** What is needed **
Transcribe the data that follows precisely, omitting nothing.

━━━━

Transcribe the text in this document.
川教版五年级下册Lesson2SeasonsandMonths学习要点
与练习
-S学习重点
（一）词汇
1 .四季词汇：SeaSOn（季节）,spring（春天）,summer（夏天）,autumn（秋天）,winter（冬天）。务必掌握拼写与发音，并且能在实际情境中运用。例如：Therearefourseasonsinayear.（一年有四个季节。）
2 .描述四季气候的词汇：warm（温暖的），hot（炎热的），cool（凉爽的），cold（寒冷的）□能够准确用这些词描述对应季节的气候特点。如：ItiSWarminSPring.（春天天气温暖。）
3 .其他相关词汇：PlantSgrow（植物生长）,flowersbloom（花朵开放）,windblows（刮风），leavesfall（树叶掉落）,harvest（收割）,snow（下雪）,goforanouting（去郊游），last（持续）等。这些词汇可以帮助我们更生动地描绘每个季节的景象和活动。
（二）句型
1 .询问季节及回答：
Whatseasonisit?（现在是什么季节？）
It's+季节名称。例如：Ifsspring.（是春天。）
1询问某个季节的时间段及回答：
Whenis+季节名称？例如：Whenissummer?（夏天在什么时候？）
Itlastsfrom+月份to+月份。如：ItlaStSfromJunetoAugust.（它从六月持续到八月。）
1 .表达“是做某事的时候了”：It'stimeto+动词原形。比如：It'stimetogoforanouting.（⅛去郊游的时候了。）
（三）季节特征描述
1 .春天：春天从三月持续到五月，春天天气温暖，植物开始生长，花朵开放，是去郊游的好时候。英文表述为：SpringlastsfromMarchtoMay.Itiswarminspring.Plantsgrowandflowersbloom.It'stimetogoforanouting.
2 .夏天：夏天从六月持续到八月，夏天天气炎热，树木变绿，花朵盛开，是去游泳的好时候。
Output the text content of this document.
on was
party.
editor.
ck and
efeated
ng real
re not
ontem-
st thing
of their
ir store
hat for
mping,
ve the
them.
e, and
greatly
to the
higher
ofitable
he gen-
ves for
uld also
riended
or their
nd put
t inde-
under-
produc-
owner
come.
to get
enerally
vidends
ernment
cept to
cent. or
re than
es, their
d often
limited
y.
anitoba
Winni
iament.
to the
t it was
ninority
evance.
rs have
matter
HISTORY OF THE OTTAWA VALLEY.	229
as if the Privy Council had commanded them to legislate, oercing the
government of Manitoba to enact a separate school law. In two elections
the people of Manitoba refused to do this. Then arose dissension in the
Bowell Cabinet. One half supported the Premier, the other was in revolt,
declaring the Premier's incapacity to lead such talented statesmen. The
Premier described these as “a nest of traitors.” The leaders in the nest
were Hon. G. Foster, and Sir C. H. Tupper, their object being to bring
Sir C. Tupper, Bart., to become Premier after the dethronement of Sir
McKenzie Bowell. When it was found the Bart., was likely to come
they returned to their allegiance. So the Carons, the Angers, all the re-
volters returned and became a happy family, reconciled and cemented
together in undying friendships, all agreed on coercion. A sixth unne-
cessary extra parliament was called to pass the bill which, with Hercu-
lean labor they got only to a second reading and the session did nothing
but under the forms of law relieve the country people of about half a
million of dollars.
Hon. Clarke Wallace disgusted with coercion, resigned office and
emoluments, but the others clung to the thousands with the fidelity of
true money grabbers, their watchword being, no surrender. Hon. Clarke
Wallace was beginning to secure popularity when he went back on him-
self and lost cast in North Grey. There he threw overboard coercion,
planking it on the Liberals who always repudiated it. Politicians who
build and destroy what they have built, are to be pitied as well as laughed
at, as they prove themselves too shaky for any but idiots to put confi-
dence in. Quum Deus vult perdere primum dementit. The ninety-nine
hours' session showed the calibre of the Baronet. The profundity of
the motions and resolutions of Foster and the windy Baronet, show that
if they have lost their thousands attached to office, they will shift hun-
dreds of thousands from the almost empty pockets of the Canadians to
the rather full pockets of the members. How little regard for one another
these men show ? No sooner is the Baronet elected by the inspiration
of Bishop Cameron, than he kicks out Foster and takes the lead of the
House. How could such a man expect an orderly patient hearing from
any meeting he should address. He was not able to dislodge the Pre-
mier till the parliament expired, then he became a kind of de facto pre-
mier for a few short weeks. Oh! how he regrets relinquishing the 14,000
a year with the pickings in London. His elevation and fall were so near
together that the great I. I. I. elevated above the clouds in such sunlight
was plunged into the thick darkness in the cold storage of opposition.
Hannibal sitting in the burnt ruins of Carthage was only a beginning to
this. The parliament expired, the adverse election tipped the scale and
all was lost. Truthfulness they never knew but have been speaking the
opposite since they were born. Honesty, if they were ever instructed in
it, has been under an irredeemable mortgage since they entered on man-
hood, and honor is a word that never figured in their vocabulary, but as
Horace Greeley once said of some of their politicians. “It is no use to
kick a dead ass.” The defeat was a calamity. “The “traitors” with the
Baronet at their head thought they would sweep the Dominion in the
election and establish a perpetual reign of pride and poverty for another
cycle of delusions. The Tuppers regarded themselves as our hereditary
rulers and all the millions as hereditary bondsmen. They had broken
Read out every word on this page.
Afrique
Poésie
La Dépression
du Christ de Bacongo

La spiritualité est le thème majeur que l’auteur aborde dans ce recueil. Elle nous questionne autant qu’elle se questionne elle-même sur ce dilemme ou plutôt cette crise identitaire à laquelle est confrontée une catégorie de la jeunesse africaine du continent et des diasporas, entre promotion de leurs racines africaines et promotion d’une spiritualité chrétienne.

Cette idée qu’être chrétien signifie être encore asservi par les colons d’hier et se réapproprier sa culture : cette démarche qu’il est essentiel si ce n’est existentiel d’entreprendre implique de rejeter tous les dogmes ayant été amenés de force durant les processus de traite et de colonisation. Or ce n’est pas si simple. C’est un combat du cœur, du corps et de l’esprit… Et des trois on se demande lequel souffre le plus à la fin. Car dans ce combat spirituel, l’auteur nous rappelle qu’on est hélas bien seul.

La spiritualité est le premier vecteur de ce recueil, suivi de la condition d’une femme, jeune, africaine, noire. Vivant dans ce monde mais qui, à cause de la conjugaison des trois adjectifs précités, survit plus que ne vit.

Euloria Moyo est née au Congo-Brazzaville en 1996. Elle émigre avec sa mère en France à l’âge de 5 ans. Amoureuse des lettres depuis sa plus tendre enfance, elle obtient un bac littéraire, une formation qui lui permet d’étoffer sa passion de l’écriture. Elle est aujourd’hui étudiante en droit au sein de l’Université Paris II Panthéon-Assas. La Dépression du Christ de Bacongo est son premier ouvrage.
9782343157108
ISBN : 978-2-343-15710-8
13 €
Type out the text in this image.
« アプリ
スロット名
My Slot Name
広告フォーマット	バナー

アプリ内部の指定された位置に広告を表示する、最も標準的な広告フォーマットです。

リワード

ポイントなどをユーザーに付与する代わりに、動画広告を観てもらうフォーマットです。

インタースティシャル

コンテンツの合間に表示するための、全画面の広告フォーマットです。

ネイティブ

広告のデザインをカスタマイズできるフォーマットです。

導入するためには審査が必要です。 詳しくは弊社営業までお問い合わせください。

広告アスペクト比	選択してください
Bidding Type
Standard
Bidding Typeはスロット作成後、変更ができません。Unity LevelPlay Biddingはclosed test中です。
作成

━━━━

** Written response **
Transcribe the text in this document.
川教版五年级下册Lesson2SeasonsandMonths学习要点
与练习
-S学习重点
（一）词汇
1 .四季词汇：SeaSOn（季节）,spring（春天）,summer（夏天）,autumn（秋天）,winter（冬天）。务必掌握拼写与发音，并且能在实际情境中运用。例如：Therearefourseasonsinayear.（一年有四个季节。）
2 .描述四季气候的词汇：warm（温暖的），hot（炎热的），cool（凉爽的），cold（寒冷的）□能够准确用这些词描述对应季节的气候特点。如：ItiSWarminSPring.（春天天气温暖。）
3 .其他相关词汇：PlantSgrow（植物生长）,flowersbloom（花朵开放）,windblows（刮风），leavesfall（树叶掉落）,harvest（收割）,snow（下雪）,goforanouting（去郊游），last（持续）等。这些词汇可以帮助我们更生动地描绘每个季节的景象和活动。
（二）句型
1 .询问季节及回答：
Whatseasonisit?（现在是什么季节？）
It's+季节名称。例如：Ifsspring.（是春天。）
1询问某个季节的时间段及回答：
Whenis+季节名称？例如：Whenissummer?（夏天在什么时候？）
Itlastsfrom+月份to+月份。如：ItlaStSfromJunetoAugust.（它从六月持续到八月。）
1 .表达“是做某事的时候了”：It'stimeto+动词原形。比如：It'stimetogoforanouting.（⅛去郊游的时候了。）
（三）季节特征描述
1 .春天：春天从三月持续到五月，春天天气温暖，植物开始生长，花朵开放，是去郊游的好时候。英文表述为：SpringlastsfromMarchtoMay.Itiswarminspring.Plantsgrowandflowersbloom.It'stimetogoforanouting.
2 .夏天：夏天从六月持续到八月，夏天天气炎热，树木变绿，花朵盛开，是去游泳的好时候。
Output the text content of this document.
on was
party.
editor.
ck and
efeated
ng real
re not
ontem-
st thing
of their
ir store
hat for
mping,
ve the
them.
e, and
greatly
to the
higher
ofitable
he gen-
ves for
uld also
riended
or their
nd put
t inde-
under-
produc-
owner
come.
to get
enerally
vidends
ernment
cept to
cent. or
re than
es, their
d often
limited
y.
anitoba
Winni
iament.
to the
t it was
ninority
evance.
rs have
matter
HISTORY OF THE OTTAWA VALLEY.	229
as if the Privy Council had commanded them to legislate, oercing the
government of Manitoba to enact a separate school law. In two elections
the people of Manitoba refused to do this. Then arose dissension in the
Bowell Cabinet. One half supported the Premier, the other was in revolt,
declaring the Premier's incapacity to lead such talented statesmen. The
Premier described these as “a nest of traitors.” The leaders in the nest
were Hon. G. Foster, and Sir C. H. Tupper, their object being to bring
Sir C. Tupper, Bart., to become Premier after the dethronement of Sir
McKenzie Bowell. When it was found the Bart., was likely to come
they returned to their allegiance. So the Carons, the Angers, all the re-
volters returned and became a happy family, reconciled and cemented
together in undying friendships, all agreed on coercion. A sixth unne-
cessary extra parliament was called to pass the bill which, with Hercu-
lean labor they got only to a second reading and the session did nothing
but under the forms of law relieve the country people of about half a
million of dollars.
Hon. Clarke Wallace disgusted with coercion, resigned office and
emoluments, but the others clung to the thousands with the fidelity of
true money grabbers, their watchword being, no surrender. Hon. Clarke
Wallace was beginning to secure popularity when he went back on him-
self and lost cast in North Grey. There he threw overboard coercion,
planking it on the Liberals who always repudiated it. Politicians who
build and destroy what they have built, are to be pitied as well as laughed
at, as they prove themselves too shaky for any but idiots to put confi-
dence in. Quum Deus vult perdere primum dementit. The ninety-nine
hours' session showed the calibre of the Baronet. The profundity of
the motions and resolutions of Foster and the windy Baronet, show that
if they have lost their thousands attached to office, they will shift hun-
dreds of thousands from the almost empty pockets of the Canadians to
the rather full pockets of the members. How little regard for one another
these men show ? No sooner is the Baronet elected by the inspiration
of Bishop Cameron, than he kicks out Foster and takes the lead of the
House. How could such a man expect an orderly patient hearing from
any meeting he should address. He was not able to dislodge the Pre-
mier till the parliament expired, then he became a kind of de facto pre-
mier for a few short weeks. Oh! how he regrets relinquishing the 14,000
a year with the pickings in London. His elevation and fall were so near
together that the great I. I. I. elevated above the clouds in such sunlight
was plunged into the thick darkness in the cold storage of opposition.
Hannibal sitting in the burnt ruins of Carthage was only a beginning to
this. The parliament expired, the adverse election tipped the scale and
all was lost. Truthfulness they never knew but have been speaking the
opposite since they were born. Honesty, if they were ever instructed in
it, has been under an irredeemable mortgage since they entered on man-
hood, and honor is a word that never figured in their vocabulary, but as
Horace Greeley once said of some of their politicians. “It is no use to
kick a dead ass.” The defeat was a calamity. “The “traitors” with the
Baronet at their head thought they would sweep the Dominion in the
election and establish a perpetual reign of pride and poverty for another
cycle of delusions. The Tuppers regarded themselves as our hereditary
rulers and all the millions as hereditary bondsmen. They had broken
Read out every word on this page.
Afrique
Poésie
La Dépression
du Christ de Bacongo

La spiritualité est le thème majeur que l’auteur aborde dans ce recueil. Elle nous questionne autant qu’elle se questionne elle-même sur ce dilemme ou plutôt cette crise identitaire à laquelle est confrontée une catégorie de la jeunesse africaine du continent et des diasporas, entre promotion de leurs racines africaines et promotion d’une spiritualité chrétienne.

Cette idée qu’être chrétien signifie être encore asservi par les colons d’hier et se réapproprier sa culture : cette démarche qu’il est essentiel si ce n’est existentiel d’entreprendre implique de rejeter tous les dogmes ayant été amenés de force durant les processus de traite et de colonisation. Or ce n’est pas si simple. C’est un combat du cœur, du corps et de l’esprit… Et des trois on se demande lequel souffre le plus à la fin. Car dans ce combat spirituel, l’auteur nous rappelle qu’on est hélas bien seul.

La spiritualité est le premier vecteur de ce recueil, suivi de la condition d’une femme, jeune, africaine, noire. Vivant dans ce monde mais qui, à cause de la conjugaison des trois adjectifs précités, survit plus que ne vit.

Euloria Moyo est née au Congo-Brazzaville en 1996. Elle émigre avec sa mère en France à l’âge de 5 ans. Amoureuse des lettres depuis sa plus tendre enfance, elle obtient un bac littéraire, une formation qui lui permet d’étoffer sa passion de l’écriture. Elle est aujourd’hui étudiante en droit au sein de l’Université Paris II Panthéon-Assas. La Dépression du Christ de Bacongo est son premier ouvrage.
9782343157108
ISBN : 978-2-343-15710-8
13 €
Type out the text in this image.
« アプリ
スロット名
My Slot Name
広告フォーマット	バナー

アプリ内部の指定された位置に広告を表示する、最も標準的な広告フォーマットです。

リワード

ポイントなどをユーザーに付与する代わりに、動画広告を観てもらうフォーマットです。

インタースティシャル

コンテンツの合間に表示するための、全画面の広告フォーマットです。

ネイティブ

広告のデザインをカスタマイズできるフォーマットです。

導入するためには審査が必要です。 詳しくは弊社営業までお問い合わせください。

広告アスペクト比	選択してください
Bidding Type
Standard
Bidding Typeはスロット作成後、変更ができません。Unity LevelPlay Biddingはclosed test中です。
作成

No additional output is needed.